Your instructions: For each line below that contains the string "outliers", copy that line.

**** Records to process

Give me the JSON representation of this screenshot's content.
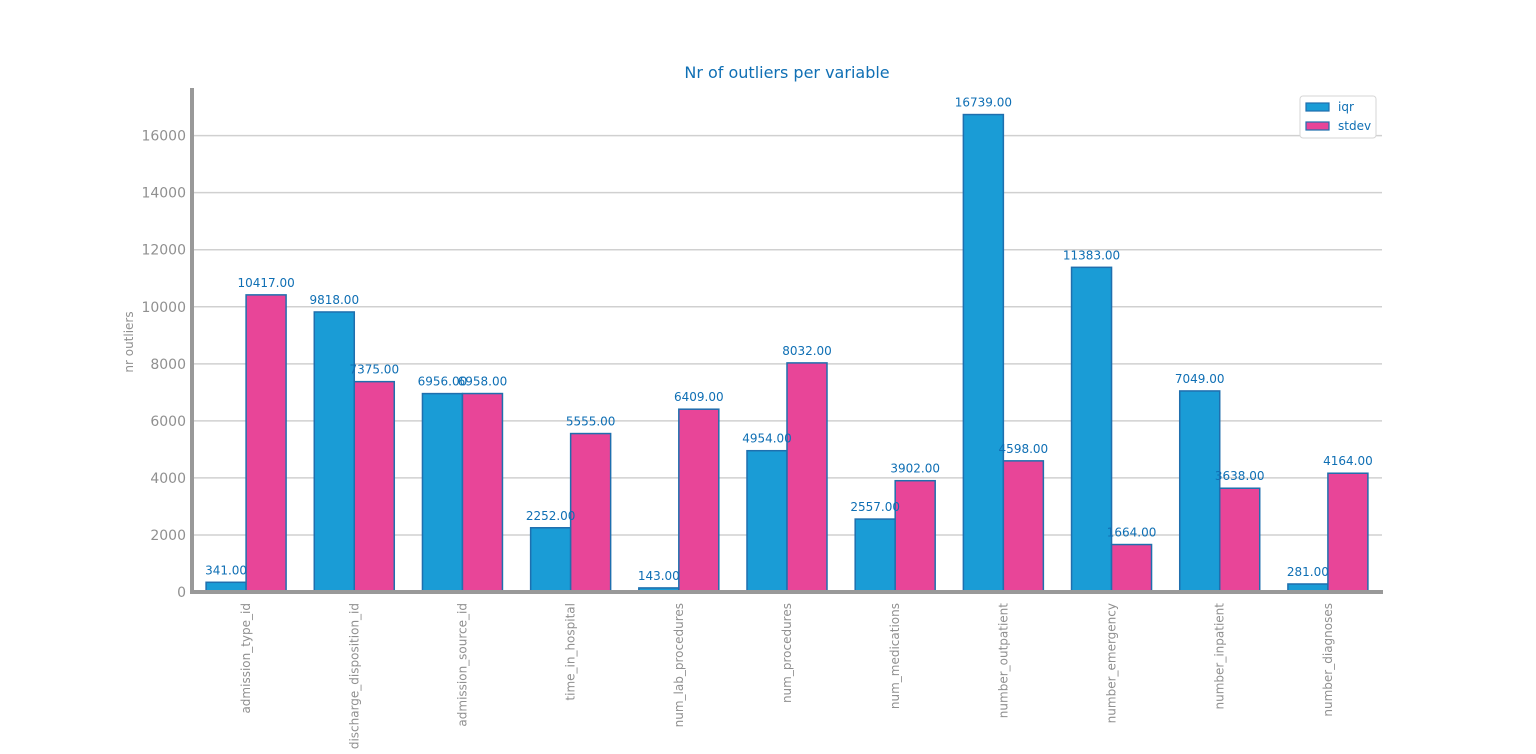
{
  "chart_data": {
    "type": "bar",
    "title": "Nr of outliers per variable",
    "xlabel": "",
    "ylabel": "nr outliers",
    "ylim": [
      0,
      17600
    ],
    "yticks": [
      0,
      2000,
      4000,
      6000,
      8000,
      10000,
      12000,
      14000,
      16000
    ],
    "grid": "horizontal",
    "legend_position": "top-right",
    "categories": [
      "admission_type_id",
      "discharge_disposition_id",
      "admission_source_id",
      "time_in_hospital",
      "num_lab_procedures",
      "num_procedures",
      "num_medications",
      "number_outpatient",
      "number_emergency",
      "number_inpatient",
      "number_diagnoses"
    ],
    "series": [
      {
        "name": "iqr",
        "color": "#1a9cd6",
        "values": [
          341,
          9818,
          6956,
          2252,
          143,
          4954,
          2557,
          16739,
          11383,
          7049,
          281
        ],
        "labels": [
          "341.00",
          "9818.00",
          "6956.00",
          "2252.00",
          "143.00",
          "4954.00",
          "2557.00",
          "16739.00",
          "11383.00",
          "7049.00",
          "281.00"
        ]
      },
      {
        "name": "stdev",
        "color": "#e84598",
        "values": [
          10417,
          7375,
          6958,
          5555,
          6409,
          8032,
          3902,
          4598,
          1664,
          3638,
          4164
        ],
        "labels": [
          "10417.00",
          "7375.00",
          "6958.00",
          "5555.00",
          "6409.00",
          "8032.00",
          "3902.00",
          "4598.00",
          "1664.00",
          "3638.00",
          "4164.00"
        ]
      }
    ],
    "colors": {
      "edge": "#1f6fae",
      "text": "#0f6fb4",
      "axis": "#999999",
      "grid": "#d0d0d0",
      "tick_text": "#909090"
    }
  }
}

********

Exercise response:
    "title": "Nr of outliers per variable",
    "ylabel": "nr outliers",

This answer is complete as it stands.